-- start DATA PROVIDED --
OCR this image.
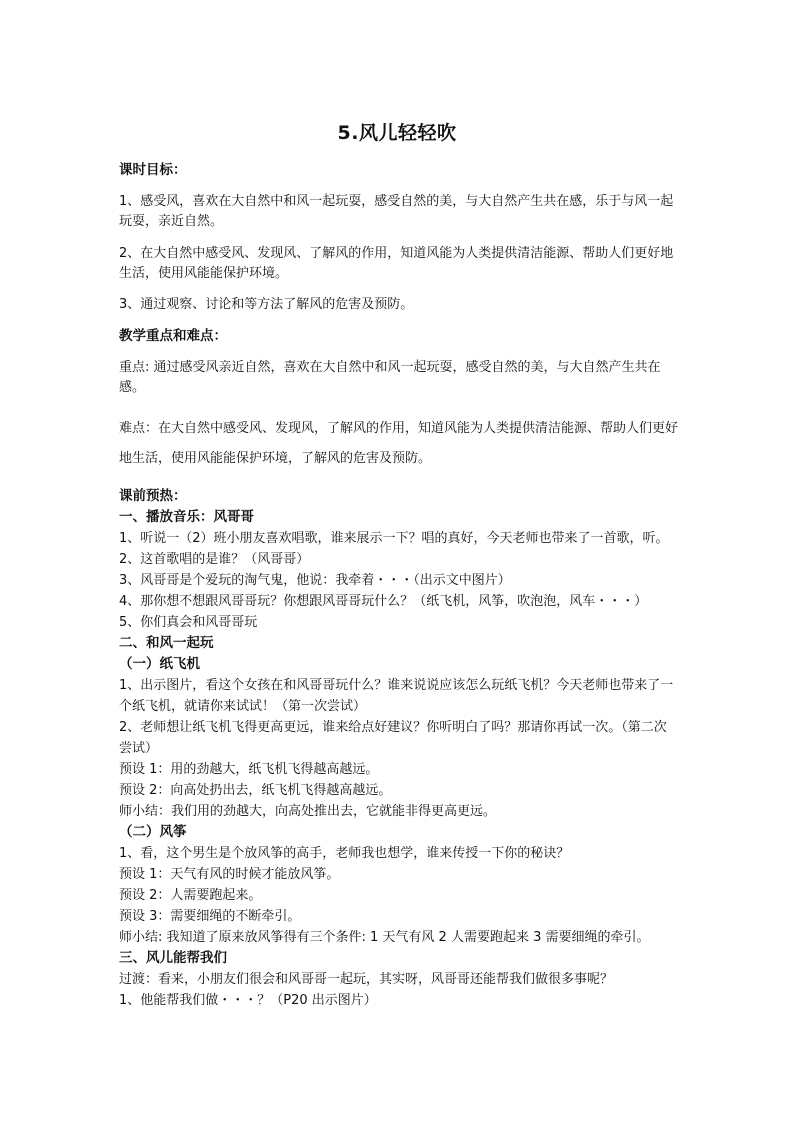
5.风儿轻轻吹

课时目标：

1、感受风，喜欢在大自然中和风一起玩耍，感受自然的美，与大自然产生共在感，乐于与风一起玩耍，亲近自然。

2、在大自然中感受风、发现风、了解风的作用，知道风能为人类提供清洁能源、帮助人们更好地生活，使用风能能保护环境。

3、通过观察、讨论和等方法了解风的危害及预防。

教学重点和难点：

重点: 通过感受风亲近自然，喜欢在大自然中和风一起玩耍，感受自然的美，与大自然产生共在感。

难点：在大自然中感受风、发现风，了解风的作用，知道风能为人类提供清洁能源、帮助人们更好地生活，使用风能能保护环境，了解风的危害及预防。

课前预热：

一、播放音乐：风哥哥

1、听说一（2）班小朋友喜欢唱歌，谁来展示一下？唱的真好，今天老师也带来了一首歌，听。

2、这首歌唱的是谁？（风哥哥）

3、风哥哥是个爱玩的淘气鬼，他说：我牵着・・・（出示文中图片）

4、那你想不想跟风哥哥玩？你想跟风哥哥玩什么？（纸飞机，风筝，吹泡泡，风车・・・）

5、你们真会和风哥哥玩

二、和风一起玩

（一）纸飞机

1、出示图片，看这个女孩在和风哥哥玩什么？谁来说说应该怎么玩纸飞机？今天老师也带来了一个纸飞机，就请你来试试！（第一次尝试）

2、老师想让纸飞机飞得更高更远，谁来给点好建议？你听明白了吗？那请你再试一次。（第二次尝试）

预设 1：用的劲越大，纸飞机飞得越高越远。

预设 2：向高处扔出去，纸飞机飞得越高越远。

师小结：我们用的劲越大，向高处推出去，它就能非得更高更远。

（二）风筝

1、看，这个男生是个放风筝的高手，老师我也想学，谁来传授一下你的秘诀？

预设 1：天气有风的时候才能放风筝。

预设 2：人需要跑起来。

预设 3：需要细绳的不断牵引。

师小结: 我知道了原来放风筝得有三个条件: 1 天气有风 2 人需要跑起来 3 需要细绳的牵引。

三、风儿能帮我们

过渡：看来，小朋友们很会和风哥哥一起玩，其实呀，风哥哥还能帮我们做很多事呢？

1、他能帮我们做・・・？（P20 出示图片）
-- end DATA PROVIDED --
[EXERCISE INSTRUCTIONS]
Transcribe the material exactly, keeping every word and none of the pictures.

[THE ANSWER]
OCR this image.
5.风儿轻轻吹

课时目标：

1、感受风，喜欢在大自然中和风一起玩耍，感受自然的美，与大自然产生共在感，乐于与风一起玩耍，亲近自然。

2、在大自然中感受风、发现风、了解风的作用，知道风能为人类提供清洁能源、帮助人们更好地生活，使用风能能保护环境。

3、通过观察、讨论和等方法了解风的危害及预防。

教学重点和难点：

重点: 通过感受风亲近自然，喜欢在大自然中和风一起玩耍，感受自然的美，与大自然产生共在感。

难点：在大自然中感受风、发现风，了解风的作用，知道风能为人类提供清洁能源、帮助人们更好地生活，使用风能能保护环境，了解风的危害及预防。

课前预热：

一、播放音乐：风哥哥

1、听说一（2）班小朋友喜欢唱歌，谁来展示一下？唱的真好，今天老师也带来了一首歌，听。

2、这首歌唱的是谁？（风哥哥）

3、风哥哥是个爱玩的淘气鬼，他说：我牵着・・・（出示文中图片）

4、那你想不想跟风哥哥玩？你想跟风哥哥玩什么？（纸飞机，风筝，吹泡泡，风车・・・）

5、你们真会和风哥哥玩

二、和风一起玩

（一）纸飞机

1、出示图片，看这个女孩在和风哥哥玩什么？谁来说说应该怎么玩纸飞机？今天老师也带来了一个纸飞机，就请你来试试！（第一次尝试）

2、老师想让纸飞机飞得更高更远，谁来给点好建议？你听明白了吗？那请你再试一次。（第二次尝试）

预设 1：用的劲越大，纸飞机飞得越高越远。

预设 2：向高处扔出去，纸飞机飞得越高越远。

师小结：我们用的劲越大，向高处推出去，它就能非得更高更远。

（二）风筝

1、看，这个男生是个放风筝的高手，老师我也想学，谁来传授一下你的秘诀？

预设 1：天气有风的时候才能放风筝。

预设 2：人需要跑起来。

预设 3：需要细绳的不断牵引。

师小结: 我知道了原来放风筝得有三个条件: 1 天气有风 2 人需要跑起来 3 需要细绳的牵引。

三、风儿能帮我们

过渡：看来，小朋友们很会和风哥哥一起玩，其实呀，风哥哥还能帮我们做很多事呢？

1、他能帮我们做・・・？（P20 出示图片）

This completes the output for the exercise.